_Directions:_
Reproduce the entire listing word for word.

_Information supplied:_
——————————

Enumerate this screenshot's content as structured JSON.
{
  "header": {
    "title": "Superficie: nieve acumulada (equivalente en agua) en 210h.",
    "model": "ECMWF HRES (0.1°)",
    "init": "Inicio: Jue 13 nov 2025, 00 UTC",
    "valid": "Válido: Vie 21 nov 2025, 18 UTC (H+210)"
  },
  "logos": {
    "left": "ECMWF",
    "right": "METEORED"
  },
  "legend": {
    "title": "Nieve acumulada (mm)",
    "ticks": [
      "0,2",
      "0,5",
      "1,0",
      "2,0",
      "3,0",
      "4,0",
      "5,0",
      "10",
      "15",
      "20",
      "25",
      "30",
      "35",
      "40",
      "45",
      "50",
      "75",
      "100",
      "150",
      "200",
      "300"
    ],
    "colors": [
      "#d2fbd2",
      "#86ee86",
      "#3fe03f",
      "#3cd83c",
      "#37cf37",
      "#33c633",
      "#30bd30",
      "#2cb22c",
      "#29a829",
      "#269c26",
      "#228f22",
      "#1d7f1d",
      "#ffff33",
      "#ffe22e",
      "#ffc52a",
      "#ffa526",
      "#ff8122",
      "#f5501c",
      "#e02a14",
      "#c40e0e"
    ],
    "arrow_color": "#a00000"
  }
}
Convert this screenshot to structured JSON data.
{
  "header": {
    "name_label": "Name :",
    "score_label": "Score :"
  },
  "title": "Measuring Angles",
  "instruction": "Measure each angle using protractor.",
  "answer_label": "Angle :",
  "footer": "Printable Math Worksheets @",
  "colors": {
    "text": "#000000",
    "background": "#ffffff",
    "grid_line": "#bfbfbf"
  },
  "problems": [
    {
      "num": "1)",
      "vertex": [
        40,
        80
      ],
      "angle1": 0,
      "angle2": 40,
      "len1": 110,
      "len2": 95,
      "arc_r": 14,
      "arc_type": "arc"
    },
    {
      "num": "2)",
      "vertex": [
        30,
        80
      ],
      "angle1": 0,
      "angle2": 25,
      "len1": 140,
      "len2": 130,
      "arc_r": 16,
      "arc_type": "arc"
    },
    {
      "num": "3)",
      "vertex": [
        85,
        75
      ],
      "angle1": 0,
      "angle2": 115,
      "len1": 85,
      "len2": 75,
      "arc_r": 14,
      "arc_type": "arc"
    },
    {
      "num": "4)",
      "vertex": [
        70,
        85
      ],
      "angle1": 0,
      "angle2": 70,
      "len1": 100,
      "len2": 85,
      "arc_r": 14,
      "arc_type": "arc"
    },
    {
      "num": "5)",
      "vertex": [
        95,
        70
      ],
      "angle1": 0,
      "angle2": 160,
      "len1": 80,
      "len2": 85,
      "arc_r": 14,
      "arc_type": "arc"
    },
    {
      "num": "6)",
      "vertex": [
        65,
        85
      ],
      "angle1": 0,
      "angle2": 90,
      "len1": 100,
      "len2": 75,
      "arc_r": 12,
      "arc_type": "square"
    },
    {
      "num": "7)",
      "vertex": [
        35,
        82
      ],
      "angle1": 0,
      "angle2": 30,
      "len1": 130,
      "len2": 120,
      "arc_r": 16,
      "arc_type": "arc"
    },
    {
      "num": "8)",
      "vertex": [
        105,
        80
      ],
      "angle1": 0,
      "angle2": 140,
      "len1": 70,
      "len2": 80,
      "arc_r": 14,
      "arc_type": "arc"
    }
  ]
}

——————————

_Full output:_
Enumerate this screenshot's content as structured JSON.
{
  "header": {
    "title": "Superficie: nieve acumulada (equivalente en agua) en 210h.",
    "model": "ECMWF HRES (0.1°)",
    "init": "Inicio: Jue 13 nov 2025, 00 UTC",
    "valid": "Válido: Vie 21 nov 2025, 18 UTC (H+210)"
  },
  "logos": {
    "left": "ECMWF",
    "right": "METEORED"
  },
  "legend": {
    "title": "Nieve acumulada (mm)",
    "ticks": [
      "0,2",
      "0,5",
      "1,0",
      "2,0",
      "3,0",
      "4,0",
      "5,0",
      "10",
      "15",
      "20",
      "25",
      "30",
      "35",
      "40",
      "45",
      "50",
      "75",
      "100",
      "150",
      "200",
      "300"
    ],
    "colors": [
      "#d2fbd2",
      "#86ee86",
      "#3fe03f",
      "#3cd83c",
      "#37cf37",
      "#33c633",
      "#30bd30",
      "#2cb22c",
      "#29a829",
      "#269c26",
      "#228f22",
      "#1d7f1d",
      "#ffff33",
      "#ffe22e",
      "#ffc52a",
      "#ffa526",
      "#ff8122",
      "#f5501c",
      "#e02a14",
      "#c40e0e"
    ],
    "arrow_color": "#a00000"
  }
}
Convert this screenshot to structured JSON data.
{
  "header": {
    "name_label": "Name :",
    "score_label": "Score :"
  },
  "title": "Measuring Angles",
  "instruction": "Measure each angle using protractor.",
  "answer_label": "Angle :",
  "footer": "Printable Math Worksheets @",
  "colors": {
    "text": "#000000",
    "background": "#ffffff",
    "grid_line": "#bfbfbf"
  },
  "problems": [
    {
      "num": "1)",
      "vertex": [
        40,
        80
      ],
      "angle1": 0,
      "angle2": 40,
      "len1": 110,
      "len2": 95,
      "arc_r": 14,
      "arc_type": "arc"
    },
    {
      "num": "2)",
      "vertex": [
        30,
        80
      ],
      "angle1": 0,
      "angle2": 25,
      "len1": 140,
      "len2": 130,
      "arc_r": 16,
      "arc_type": "arc"
    },
    {
      "num": "3)",
      "vertex": [
        85,
        75
      ],
      "angle1": 0,
      "angle2": 115,
      "len1": 85,
      "len2": 75,
      "arc_r": 14,
      "arc_type": "arc"
    },
    {
      "num": "4)",
      "vertex": [
        70,
        85
      ],
      "angle1": 0,
      "angle2": 70,
      "len1": 100,
      "len2": 85,
      "arc_r": 14,
      "arc_type": "arc"
    },
    {
      "num": "5)",
      "vertex": [
        95,
        70
      ],
      "angle1": 0,
      "angle2": 160,
      "len1": 80,
      "len2": 85,
      "arc_r": 14,
      "arc_type": "arc"
    },
    {
      "num": "6)",
      "vertex": [
        65,
        85
      ],
      "angle1": 0,
      "angle2": 90,
      "len1": 100,
      "len2": 75,
      "arc_r": 12,
      "arc_type": "square"
    },
    {
      "num": "7)",
      "vertex": [
        35,
        82
      ],
      "angle1": 0,
      "angle2": 30,
      "len1": 130,
      "len2": 120,
      "arc_r": 16,
      "arc_type": "arc"
    },
    {
      "num": "8)",
      "vertex": [
        105,
        80
      ],
      "angle1": 0,
      "angle2": 140,
      "len1": 70,
      "len2": 80,
      "arc_r": 14,
      "arc_type": "arc"
    }
  ]
}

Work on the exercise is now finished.